-- Begin Supplied information --

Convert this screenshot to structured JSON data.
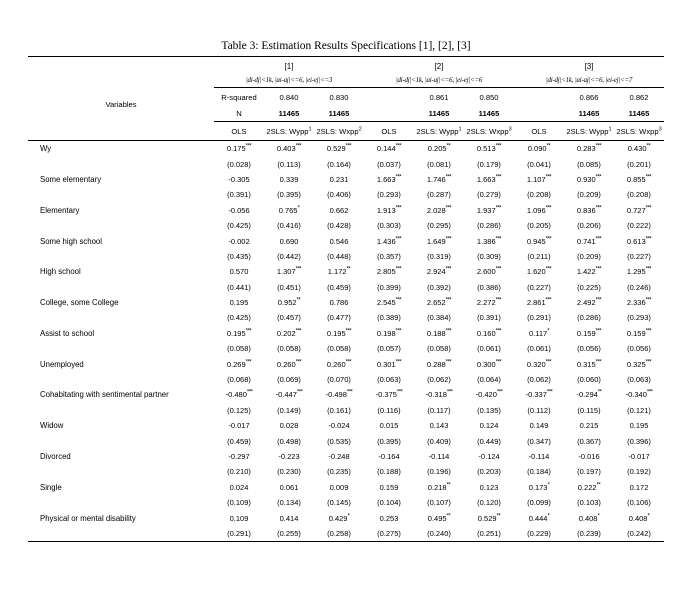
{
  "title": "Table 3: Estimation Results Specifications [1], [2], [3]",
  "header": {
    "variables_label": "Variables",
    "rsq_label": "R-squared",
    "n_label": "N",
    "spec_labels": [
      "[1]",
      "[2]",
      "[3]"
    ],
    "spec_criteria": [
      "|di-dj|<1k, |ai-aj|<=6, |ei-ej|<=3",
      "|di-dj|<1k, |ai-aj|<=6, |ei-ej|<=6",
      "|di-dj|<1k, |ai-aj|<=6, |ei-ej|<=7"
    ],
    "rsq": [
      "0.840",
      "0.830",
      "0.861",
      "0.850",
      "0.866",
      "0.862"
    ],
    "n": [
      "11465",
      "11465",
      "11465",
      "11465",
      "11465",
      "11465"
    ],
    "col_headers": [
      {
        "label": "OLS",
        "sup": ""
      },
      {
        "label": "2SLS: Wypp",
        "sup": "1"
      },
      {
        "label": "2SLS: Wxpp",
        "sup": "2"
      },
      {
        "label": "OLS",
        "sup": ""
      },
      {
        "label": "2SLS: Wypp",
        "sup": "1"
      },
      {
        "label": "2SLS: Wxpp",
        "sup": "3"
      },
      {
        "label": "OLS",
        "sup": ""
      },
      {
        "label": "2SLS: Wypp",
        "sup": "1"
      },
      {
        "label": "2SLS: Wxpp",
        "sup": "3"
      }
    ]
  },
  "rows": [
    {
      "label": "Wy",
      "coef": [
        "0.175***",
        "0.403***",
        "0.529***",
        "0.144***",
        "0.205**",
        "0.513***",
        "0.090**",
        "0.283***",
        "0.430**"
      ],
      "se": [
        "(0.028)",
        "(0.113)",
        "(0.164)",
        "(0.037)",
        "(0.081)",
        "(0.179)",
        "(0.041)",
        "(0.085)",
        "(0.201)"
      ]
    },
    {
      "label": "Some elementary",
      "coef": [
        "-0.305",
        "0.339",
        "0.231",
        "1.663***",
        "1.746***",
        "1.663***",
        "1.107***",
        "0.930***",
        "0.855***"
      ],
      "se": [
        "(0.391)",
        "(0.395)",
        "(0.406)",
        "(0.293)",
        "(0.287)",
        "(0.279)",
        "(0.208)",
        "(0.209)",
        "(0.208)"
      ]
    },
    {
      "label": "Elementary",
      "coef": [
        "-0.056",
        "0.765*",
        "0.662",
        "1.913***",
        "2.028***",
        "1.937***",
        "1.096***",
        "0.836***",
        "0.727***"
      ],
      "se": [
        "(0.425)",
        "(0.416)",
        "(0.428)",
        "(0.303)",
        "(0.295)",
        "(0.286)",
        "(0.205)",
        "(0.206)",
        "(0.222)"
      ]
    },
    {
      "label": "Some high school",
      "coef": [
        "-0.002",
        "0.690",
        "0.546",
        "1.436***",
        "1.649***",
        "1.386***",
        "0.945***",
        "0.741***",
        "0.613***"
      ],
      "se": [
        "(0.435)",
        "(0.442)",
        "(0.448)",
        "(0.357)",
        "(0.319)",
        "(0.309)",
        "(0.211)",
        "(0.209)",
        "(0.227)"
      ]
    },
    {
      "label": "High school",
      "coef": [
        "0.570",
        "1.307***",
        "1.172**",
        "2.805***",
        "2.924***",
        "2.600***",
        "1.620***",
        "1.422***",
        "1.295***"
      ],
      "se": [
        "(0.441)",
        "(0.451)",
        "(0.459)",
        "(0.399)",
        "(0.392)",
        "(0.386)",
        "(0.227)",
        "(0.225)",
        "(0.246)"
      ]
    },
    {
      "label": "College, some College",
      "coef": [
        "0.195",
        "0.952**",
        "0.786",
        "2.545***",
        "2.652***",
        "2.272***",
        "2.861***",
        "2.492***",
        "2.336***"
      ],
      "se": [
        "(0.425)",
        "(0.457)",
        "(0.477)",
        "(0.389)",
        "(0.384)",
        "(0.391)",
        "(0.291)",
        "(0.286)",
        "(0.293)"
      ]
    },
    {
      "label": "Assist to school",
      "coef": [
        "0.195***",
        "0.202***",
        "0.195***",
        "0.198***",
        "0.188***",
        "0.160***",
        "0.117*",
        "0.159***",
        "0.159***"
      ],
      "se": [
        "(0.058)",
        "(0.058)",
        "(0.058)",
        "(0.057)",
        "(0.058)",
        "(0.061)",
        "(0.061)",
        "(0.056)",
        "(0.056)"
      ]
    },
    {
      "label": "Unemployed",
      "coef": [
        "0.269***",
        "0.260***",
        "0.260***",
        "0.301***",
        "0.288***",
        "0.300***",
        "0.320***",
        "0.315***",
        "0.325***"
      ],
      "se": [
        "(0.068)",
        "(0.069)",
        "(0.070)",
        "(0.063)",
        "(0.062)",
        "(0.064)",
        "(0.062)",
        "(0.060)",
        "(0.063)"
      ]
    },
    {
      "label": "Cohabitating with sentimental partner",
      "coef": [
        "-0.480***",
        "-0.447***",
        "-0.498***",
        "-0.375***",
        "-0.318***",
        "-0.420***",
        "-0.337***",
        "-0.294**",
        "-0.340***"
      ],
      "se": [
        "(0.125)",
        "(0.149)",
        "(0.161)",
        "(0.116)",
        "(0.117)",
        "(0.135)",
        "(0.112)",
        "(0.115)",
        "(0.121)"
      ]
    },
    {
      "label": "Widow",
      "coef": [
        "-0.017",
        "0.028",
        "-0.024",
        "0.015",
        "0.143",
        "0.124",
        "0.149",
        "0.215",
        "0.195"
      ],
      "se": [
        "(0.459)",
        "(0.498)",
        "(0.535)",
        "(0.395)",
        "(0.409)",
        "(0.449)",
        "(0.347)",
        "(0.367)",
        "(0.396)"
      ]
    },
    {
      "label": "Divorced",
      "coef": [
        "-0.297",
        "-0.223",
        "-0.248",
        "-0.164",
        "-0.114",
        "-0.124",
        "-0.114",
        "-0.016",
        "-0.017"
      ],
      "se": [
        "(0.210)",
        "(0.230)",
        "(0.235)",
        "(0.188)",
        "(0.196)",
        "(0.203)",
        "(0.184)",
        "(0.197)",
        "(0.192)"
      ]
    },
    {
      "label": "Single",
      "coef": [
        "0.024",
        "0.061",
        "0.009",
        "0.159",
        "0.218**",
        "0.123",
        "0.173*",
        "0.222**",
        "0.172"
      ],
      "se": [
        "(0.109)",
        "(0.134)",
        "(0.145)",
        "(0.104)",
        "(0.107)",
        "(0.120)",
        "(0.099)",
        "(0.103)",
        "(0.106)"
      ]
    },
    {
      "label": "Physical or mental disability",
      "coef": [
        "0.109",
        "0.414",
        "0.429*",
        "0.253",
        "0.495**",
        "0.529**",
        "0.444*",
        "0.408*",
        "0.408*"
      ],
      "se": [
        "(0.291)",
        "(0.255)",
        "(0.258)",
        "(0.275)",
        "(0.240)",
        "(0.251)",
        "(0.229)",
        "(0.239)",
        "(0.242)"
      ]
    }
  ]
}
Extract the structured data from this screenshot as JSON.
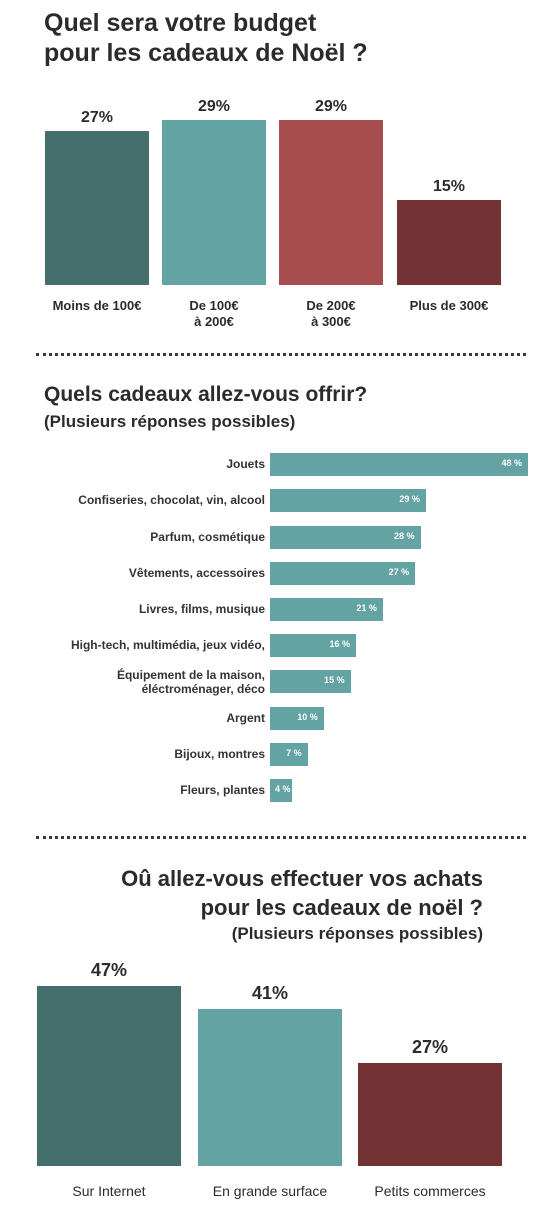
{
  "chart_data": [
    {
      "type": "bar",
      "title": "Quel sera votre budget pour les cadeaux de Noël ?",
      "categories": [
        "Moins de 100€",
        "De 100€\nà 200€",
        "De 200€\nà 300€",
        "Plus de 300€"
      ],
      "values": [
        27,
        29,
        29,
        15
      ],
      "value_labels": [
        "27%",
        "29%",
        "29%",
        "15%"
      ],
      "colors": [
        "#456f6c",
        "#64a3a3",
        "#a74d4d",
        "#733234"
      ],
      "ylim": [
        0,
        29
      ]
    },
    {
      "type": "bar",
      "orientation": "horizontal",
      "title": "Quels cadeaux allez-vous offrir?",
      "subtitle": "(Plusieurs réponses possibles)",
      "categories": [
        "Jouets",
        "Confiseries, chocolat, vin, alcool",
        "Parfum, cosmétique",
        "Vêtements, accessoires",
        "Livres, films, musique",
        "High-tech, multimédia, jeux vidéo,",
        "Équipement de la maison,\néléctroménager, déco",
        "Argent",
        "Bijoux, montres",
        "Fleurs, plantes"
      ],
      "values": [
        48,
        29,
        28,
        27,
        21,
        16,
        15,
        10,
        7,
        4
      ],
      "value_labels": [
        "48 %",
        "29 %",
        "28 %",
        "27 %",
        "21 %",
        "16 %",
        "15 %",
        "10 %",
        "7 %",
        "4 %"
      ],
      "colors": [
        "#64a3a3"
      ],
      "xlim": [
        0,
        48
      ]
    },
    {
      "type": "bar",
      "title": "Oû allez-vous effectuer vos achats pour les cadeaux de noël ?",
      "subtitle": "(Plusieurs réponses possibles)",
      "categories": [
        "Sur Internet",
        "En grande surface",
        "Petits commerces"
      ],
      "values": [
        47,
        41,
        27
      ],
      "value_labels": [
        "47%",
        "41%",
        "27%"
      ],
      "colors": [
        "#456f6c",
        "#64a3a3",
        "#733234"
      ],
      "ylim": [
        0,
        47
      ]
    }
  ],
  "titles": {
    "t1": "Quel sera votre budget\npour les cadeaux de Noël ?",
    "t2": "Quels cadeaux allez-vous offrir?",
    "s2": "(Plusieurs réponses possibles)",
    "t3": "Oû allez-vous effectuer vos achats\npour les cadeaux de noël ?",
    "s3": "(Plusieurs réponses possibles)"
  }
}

-- End Supplied information --

Set problem — Collect every line with the string "this" from the records, and copy each.

Answer for the task —
Convert this screenshot to structured JSON data.
Extract the structured data from this screenshot as JSON.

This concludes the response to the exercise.